### What you are asked to do
Write out all the data again, exactly as it stands.

======== Excerpted data ========

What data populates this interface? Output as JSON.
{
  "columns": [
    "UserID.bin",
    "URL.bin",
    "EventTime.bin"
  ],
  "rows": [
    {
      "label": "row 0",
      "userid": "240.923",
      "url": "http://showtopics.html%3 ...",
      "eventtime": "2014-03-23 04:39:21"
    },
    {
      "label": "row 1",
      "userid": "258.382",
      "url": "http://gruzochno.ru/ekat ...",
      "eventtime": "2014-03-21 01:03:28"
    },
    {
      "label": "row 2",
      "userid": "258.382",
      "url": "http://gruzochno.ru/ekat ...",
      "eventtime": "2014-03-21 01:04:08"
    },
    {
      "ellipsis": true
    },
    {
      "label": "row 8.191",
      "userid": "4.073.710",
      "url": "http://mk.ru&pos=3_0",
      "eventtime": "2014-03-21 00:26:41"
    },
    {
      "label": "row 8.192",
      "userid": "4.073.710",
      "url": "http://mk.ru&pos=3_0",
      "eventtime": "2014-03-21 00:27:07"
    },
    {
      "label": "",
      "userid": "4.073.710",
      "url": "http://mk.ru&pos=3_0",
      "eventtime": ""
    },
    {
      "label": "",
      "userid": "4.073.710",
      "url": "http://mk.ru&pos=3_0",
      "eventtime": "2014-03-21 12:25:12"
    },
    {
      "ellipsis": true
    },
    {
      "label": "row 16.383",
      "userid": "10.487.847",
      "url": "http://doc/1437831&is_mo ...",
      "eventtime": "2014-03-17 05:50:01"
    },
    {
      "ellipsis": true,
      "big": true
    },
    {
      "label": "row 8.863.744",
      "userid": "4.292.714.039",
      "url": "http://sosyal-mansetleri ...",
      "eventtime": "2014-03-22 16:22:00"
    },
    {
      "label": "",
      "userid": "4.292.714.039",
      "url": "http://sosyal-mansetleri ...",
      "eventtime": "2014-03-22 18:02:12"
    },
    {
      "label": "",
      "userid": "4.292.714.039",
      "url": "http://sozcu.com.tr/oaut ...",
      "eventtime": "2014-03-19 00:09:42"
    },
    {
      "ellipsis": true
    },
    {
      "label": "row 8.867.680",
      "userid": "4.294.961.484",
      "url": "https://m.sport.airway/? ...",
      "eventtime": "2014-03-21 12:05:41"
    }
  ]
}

========

### Response to the task
What data populates this interface? Output as JSON.
{
  "columns": [
    "UserID.bin",
    "URL.bin",
    "EventTime.bin"
  ],
  "rows": [
    {
      "label": "row 0",
      "userid": "240.923",
      "url": "http://showtopics.html%3 ...",
      "eventtime": "2014-03-23 04:39:21"
    },
    {
      "label": "row 1",
      "userid": "258.382",
      "url": "http://gruzochno.ru/ekat ...",
      "eventtime": "2014-03-21 01:03:28"
    },
    {
      "label": "row 2",
      "userid": "258.382",
      "url": "http://gruzochno.ru/ekat ...",
      "eventtime": "2014-03-21 01:04:08"
    },
    {
      "ellipsis": true
    },
    {
      "label": "row 8.191",
      "userid": "4.073.710",
      "url": "http://mk.ru&pos=3_0",
      "eventtime": "2014-03-21 00:26:41"
    },
    {
      "label": "row 8.192",
      "userid": "4.073.710",
      "url": "http://mk.ru&pos=3_0",
      "eventtime": "2014-03-21 00:27:07"
    },
    {
      "label": "",
      "userid": "4.073.710",
      "url": "http://mk.ru&pos=3_0",
      "eventtime": ""
    },
    {
      "label": "",
      "userid": "4.073.710",
      "url": "http://mk.ru&pos=3_0",
      "eventtime": "2014-03-21 12:25:12"
    },
    {
      "ellipsis": true
    },
    {
      "label": "row 16.383",
      "userid": "10.487.847",
      "url": "http://doc/1437831&is_mo ...",
      "eventtime": "2014-03-17 05:50:01"
    },
    {
      "ellipsis": true,
      "big": true
    },
    {
      "label": "row 8.863.744",
      "userid": "4.292.714.039",
      "url": "http://sosyal-mansetleri ...",
      "eventtime": "2014-03-22 16:22:00"
    },
    {
      "label": "",
      "userid": "4.292.714.039",
      "url": "http://sosyal-mansetleri ...",
      "eventtime": "2014-03-22 18:02:12"
    },
    {
      "label": "",
      "userid": "4.292.714.039",
      "url": "http://sozcu.com.tr/oaut ...",
      "eventtime": "2014-03-19 00:09:42"
    },
    {
      "ellipsis": true
    },
    {
      "label": "row 8.867.680",
      "userid": "4.294.961.484",
      "url": "https://m.sport.airway/? ...",
      "eventtime": "2014-03-21 12:05:41"
    }
  ]
}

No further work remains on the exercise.